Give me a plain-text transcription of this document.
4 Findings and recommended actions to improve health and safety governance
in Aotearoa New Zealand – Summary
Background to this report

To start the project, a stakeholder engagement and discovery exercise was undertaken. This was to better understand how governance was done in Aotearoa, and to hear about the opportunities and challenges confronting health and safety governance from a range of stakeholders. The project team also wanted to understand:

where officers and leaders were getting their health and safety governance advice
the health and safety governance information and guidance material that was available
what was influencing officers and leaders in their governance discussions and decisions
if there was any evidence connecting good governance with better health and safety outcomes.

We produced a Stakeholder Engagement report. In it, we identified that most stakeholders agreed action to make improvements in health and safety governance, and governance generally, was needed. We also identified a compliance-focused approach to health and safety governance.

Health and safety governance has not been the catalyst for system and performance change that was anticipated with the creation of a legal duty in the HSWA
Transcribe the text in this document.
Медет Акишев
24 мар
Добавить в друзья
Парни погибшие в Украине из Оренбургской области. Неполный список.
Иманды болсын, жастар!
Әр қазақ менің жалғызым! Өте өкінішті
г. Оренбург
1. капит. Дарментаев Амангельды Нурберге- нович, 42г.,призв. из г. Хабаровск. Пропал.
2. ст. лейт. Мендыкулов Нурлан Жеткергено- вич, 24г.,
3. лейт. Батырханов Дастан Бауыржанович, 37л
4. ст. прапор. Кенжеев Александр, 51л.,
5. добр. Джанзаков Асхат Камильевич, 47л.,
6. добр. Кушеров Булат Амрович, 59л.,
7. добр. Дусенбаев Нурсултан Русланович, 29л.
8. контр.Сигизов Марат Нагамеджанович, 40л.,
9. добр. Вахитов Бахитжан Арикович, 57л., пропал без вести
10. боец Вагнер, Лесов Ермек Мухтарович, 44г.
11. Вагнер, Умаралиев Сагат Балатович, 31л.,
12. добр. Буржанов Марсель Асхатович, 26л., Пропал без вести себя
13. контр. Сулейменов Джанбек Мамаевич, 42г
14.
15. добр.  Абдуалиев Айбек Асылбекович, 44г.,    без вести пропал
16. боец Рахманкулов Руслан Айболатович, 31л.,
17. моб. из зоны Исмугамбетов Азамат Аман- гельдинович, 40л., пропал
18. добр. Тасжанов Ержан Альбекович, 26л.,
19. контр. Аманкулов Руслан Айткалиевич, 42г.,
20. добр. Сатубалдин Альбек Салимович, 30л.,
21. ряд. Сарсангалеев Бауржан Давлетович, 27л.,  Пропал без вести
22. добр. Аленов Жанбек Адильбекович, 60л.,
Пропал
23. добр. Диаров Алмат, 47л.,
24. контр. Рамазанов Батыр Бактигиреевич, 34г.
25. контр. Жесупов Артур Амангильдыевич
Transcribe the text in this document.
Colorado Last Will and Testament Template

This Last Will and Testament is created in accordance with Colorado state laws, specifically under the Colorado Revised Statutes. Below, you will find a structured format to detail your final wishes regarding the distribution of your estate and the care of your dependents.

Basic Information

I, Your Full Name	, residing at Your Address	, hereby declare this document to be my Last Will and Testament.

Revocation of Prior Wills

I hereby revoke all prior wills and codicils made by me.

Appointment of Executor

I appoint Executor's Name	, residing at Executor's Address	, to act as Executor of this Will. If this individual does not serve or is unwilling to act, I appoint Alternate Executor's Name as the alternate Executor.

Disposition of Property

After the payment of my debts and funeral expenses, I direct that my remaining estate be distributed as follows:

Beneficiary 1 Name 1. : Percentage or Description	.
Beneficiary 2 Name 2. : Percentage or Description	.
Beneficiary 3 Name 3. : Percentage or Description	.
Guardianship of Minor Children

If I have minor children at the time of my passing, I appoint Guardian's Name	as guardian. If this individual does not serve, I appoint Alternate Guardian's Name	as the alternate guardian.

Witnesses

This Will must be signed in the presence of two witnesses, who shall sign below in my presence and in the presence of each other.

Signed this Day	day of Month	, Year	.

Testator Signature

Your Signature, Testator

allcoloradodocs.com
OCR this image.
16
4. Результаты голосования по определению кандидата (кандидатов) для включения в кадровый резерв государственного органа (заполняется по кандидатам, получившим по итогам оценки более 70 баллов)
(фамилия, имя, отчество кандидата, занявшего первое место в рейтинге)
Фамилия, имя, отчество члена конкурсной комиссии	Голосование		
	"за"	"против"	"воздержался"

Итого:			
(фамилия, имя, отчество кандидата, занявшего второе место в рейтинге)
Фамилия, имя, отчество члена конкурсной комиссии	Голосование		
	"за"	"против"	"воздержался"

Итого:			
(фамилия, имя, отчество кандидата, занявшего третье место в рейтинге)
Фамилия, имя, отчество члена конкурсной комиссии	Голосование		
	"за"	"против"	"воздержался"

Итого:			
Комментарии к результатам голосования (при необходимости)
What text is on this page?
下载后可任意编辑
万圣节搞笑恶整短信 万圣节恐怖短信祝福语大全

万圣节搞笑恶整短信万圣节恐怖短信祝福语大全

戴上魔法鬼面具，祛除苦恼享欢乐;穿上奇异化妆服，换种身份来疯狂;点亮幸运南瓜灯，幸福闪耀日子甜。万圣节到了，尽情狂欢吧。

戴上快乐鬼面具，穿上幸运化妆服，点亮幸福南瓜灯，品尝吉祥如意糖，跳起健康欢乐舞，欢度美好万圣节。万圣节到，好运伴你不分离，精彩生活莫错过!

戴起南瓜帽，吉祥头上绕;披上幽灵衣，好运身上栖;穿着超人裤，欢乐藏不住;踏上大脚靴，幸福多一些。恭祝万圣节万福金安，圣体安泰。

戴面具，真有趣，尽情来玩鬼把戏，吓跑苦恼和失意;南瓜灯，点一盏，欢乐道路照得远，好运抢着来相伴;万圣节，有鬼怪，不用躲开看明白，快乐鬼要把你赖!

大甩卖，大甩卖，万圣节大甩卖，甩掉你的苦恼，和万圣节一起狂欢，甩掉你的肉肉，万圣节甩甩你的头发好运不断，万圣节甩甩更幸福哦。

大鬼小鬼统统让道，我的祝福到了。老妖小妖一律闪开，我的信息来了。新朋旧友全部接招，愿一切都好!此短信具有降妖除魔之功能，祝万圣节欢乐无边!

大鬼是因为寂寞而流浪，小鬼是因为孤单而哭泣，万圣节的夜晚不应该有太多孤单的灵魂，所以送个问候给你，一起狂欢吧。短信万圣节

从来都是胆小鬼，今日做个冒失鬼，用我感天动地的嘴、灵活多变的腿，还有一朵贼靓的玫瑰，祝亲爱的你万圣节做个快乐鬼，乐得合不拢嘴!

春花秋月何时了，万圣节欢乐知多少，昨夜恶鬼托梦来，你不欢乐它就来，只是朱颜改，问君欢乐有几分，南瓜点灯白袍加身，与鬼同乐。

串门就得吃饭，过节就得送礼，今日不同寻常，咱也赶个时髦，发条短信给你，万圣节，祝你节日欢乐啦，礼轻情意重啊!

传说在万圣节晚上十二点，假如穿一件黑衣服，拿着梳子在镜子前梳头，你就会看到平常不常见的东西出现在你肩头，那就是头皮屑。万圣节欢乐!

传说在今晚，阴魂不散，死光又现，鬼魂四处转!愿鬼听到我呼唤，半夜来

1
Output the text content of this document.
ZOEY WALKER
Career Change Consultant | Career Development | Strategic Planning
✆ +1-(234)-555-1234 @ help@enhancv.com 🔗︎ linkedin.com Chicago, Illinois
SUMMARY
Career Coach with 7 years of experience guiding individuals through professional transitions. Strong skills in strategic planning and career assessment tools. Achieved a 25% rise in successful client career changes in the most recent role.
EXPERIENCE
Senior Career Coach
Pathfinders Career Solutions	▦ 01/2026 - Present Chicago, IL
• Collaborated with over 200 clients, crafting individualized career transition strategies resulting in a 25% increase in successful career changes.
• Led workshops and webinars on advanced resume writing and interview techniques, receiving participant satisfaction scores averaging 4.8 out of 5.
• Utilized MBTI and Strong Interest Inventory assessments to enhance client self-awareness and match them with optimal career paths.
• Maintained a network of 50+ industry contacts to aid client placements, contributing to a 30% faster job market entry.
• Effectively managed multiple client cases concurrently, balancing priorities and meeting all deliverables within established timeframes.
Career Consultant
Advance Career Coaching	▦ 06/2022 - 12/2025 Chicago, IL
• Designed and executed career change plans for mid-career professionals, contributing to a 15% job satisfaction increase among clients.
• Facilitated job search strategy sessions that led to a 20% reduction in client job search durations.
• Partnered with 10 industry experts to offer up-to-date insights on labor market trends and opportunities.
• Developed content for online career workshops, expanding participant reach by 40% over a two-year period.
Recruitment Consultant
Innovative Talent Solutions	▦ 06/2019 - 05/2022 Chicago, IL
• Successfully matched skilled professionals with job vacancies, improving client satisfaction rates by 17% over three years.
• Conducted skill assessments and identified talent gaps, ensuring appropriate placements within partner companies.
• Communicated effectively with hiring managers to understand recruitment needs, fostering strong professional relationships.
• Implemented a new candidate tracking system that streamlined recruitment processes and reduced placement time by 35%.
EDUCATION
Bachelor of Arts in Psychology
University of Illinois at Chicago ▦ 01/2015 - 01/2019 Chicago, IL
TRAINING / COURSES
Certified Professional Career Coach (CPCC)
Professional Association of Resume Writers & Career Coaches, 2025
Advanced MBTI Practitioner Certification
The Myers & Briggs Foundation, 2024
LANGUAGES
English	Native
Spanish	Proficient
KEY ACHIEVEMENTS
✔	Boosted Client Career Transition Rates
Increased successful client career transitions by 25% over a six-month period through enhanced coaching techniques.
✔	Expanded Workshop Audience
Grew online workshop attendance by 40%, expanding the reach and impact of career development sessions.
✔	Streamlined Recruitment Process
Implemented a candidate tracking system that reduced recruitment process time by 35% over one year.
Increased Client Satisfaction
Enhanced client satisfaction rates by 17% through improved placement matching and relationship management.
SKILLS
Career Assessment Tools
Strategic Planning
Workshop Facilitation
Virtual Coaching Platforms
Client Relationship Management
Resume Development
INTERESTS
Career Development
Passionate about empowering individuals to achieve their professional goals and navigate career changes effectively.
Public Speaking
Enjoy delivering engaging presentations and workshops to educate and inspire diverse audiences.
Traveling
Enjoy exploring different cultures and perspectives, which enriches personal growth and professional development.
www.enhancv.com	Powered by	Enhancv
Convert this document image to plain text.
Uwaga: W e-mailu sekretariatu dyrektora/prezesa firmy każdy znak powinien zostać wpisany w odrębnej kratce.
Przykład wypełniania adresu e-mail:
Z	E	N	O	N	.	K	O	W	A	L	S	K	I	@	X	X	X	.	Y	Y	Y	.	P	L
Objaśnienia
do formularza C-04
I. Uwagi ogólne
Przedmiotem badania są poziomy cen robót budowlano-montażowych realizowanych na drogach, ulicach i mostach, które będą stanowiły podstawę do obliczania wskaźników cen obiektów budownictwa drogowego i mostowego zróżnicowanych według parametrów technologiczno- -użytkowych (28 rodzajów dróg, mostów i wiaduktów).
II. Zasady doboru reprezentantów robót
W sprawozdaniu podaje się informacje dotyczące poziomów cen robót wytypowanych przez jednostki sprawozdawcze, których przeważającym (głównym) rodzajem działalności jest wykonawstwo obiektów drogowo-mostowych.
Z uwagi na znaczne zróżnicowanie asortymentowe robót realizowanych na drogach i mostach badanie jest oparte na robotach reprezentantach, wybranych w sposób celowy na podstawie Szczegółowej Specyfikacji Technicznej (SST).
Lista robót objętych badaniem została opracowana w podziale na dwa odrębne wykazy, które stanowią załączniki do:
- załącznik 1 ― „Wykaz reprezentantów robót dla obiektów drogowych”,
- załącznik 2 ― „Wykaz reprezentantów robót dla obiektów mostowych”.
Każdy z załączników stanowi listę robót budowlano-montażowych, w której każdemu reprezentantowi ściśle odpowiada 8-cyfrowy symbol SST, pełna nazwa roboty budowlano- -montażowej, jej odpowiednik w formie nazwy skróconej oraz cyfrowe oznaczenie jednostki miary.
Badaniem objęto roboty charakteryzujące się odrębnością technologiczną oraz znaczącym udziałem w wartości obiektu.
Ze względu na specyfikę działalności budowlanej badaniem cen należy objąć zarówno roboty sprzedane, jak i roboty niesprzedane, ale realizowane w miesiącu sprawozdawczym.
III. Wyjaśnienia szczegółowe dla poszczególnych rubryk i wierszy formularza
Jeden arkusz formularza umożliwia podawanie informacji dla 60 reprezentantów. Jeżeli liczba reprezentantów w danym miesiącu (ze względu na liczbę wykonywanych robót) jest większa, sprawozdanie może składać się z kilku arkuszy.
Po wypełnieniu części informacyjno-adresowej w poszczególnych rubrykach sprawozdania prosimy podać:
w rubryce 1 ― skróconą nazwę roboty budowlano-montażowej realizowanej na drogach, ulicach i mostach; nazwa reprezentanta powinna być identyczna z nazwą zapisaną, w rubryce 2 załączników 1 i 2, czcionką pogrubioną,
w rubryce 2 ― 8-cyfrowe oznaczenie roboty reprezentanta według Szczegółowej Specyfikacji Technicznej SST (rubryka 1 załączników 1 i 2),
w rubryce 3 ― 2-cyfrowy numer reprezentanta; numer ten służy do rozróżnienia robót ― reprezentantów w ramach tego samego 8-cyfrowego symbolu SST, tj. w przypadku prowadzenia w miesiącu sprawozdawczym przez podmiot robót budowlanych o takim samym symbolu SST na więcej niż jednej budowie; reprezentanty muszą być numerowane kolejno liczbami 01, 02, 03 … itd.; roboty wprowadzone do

EXERCISE BRIEF:
Each line above that holds the string "Specyfikacji" should be copied and shown.

WRITTEN SOLUTION:
Z uwagi na znaczne zróżnicowanie asortymentowe robót realizowanych na drogach i mostach badanie jest oparte na robotach reprezentantach, wybranych w sposób celowy na podstawie Szczegółowej Specyfikacji Technicznej (SST).
w rubryce 2 ― 8-cyfrowe oznaczenie roboty reprezentanta według Szczegółowej Specyfikacji Technicznej SST (rubryka 1 załączników 1 i 2),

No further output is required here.